> [EXERCISE REQUIREMENTS]: Find every line of the listing below where "pubs" appears, and copy it.

> [THE INPUT]:
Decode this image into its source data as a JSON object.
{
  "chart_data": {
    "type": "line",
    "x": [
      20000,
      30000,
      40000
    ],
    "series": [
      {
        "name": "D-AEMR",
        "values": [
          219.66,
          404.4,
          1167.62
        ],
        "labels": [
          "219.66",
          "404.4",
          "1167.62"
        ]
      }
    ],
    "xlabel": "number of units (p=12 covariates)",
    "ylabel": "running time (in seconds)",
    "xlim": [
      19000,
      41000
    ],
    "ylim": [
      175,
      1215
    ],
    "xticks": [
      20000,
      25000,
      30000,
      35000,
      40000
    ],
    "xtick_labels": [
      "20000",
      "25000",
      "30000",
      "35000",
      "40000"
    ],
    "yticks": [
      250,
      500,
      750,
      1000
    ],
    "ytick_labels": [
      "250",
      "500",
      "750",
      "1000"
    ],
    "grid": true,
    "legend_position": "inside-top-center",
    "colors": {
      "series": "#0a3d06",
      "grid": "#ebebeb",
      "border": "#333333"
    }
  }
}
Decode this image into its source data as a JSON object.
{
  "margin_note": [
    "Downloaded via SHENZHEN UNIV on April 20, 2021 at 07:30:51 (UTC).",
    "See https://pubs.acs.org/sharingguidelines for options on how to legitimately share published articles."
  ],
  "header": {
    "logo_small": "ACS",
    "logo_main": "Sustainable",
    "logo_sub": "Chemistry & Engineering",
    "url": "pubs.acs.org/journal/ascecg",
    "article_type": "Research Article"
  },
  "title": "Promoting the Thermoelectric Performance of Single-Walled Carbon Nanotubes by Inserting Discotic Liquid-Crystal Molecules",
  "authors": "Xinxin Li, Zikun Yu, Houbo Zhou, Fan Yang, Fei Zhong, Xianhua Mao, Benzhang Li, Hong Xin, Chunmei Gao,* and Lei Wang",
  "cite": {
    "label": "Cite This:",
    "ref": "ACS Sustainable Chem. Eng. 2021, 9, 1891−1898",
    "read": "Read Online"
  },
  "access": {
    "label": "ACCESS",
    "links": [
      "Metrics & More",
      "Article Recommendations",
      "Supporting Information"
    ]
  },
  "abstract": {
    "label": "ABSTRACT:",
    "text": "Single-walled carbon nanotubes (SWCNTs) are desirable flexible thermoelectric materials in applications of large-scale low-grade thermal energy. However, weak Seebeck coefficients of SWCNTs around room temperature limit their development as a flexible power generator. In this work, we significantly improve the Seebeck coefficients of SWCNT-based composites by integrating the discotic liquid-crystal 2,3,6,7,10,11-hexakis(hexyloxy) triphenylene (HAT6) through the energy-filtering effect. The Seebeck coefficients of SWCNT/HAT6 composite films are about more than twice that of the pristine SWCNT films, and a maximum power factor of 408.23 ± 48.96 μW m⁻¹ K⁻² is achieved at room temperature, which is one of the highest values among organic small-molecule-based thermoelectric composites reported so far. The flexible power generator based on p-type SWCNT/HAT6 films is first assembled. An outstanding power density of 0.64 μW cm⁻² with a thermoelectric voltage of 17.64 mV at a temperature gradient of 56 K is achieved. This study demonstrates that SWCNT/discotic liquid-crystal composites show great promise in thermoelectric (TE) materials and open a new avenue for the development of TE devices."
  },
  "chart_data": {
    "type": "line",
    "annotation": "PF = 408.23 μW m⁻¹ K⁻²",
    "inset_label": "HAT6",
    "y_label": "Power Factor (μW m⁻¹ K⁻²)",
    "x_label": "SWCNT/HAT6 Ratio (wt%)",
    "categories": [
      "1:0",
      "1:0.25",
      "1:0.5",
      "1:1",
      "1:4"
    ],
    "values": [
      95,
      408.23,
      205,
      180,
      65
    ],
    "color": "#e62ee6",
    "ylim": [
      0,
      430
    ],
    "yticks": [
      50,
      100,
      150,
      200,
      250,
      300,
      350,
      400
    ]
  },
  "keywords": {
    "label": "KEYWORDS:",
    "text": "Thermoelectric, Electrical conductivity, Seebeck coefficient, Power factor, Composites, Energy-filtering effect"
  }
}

> [CORRECT OUTPUT]:
    "See https://pubs.acs.org/sharingguidelines for options on how to legitimately share published articles."
    "url": "pubs.acs.org/journal/ascecg",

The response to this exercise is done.